Stored entries
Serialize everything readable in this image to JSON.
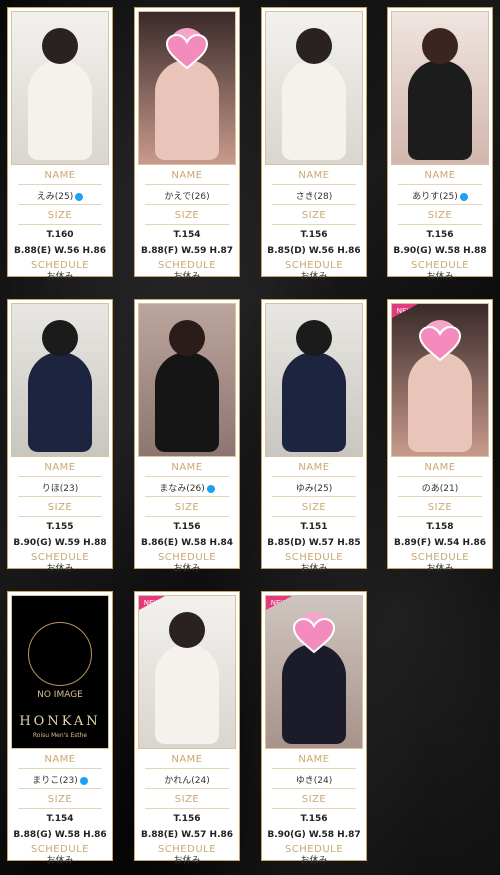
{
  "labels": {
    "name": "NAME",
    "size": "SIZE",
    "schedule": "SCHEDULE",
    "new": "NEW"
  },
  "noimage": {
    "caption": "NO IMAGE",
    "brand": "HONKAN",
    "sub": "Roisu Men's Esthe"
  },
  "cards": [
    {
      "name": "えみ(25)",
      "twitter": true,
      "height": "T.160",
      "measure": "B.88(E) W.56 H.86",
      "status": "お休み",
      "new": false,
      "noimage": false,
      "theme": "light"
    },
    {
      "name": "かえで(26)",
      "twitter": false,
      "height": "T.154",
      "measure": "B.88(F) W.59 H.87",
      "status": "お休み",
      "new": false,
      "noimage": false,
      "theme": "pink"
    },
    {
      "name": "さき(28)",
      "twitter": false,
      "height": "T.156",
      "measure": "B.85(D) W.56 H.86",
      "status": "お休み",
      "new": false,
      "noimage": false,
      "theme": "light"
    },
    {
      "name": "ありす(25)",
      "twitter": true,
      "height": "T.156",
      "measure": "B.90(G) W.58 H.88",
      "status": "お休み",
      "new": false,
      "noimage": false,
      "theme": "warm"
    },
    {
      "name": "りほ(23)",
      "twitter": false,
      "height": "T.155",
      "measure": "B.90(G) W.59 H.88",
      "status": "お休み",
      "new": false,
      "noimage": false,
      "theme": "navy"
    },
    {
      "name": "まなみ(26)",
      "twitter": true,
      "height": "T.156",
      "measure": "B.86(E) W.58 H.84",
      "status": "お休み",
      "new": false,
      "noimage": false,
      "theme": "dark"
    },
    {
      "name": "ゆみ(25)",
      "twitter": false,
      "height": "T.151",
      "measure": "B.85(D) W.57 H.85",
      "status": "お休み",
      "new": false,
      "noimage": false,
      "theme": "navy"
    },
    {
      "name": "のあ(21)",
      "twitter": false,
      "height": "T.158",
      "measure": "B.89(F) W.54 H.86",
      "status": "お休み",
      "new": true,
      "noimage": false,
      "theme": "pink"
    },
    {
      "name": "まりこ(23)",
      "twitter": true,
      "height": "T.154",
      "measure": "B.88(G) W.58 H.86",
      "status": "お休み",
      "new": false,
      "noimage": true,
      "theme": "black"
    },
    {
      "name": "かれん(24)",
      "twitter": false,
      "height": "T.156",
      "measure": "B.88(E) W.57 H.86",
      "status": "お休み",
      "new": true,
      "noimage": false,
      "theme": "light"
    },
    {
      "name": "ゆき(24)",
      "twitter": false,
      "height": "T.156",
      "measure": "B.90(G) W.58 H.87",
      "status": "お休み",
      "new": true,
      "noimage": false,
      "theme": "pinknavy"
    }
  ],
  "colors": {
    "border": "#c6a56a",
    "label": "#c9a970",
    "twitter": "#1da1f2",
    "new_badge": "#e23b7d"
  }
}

■ Exercise directions ■
Go through the entries above and pull out each line with "name" in it.

■ Final result ■
    "name": "NAME",
      "name": "えみ(25)",
      "name": "かえで(26)",
      "name": "さき(28)",
      "name": "ありす(25)",
      "name": "りほ(23)",
      "name": "まなみ(26)",
      "name": "ゆみ(25)",
      "name": "のあ(21)",
      "name": "まりこ(23)",
      "name": "かれん(24)",
      "name": "ゆき(24)",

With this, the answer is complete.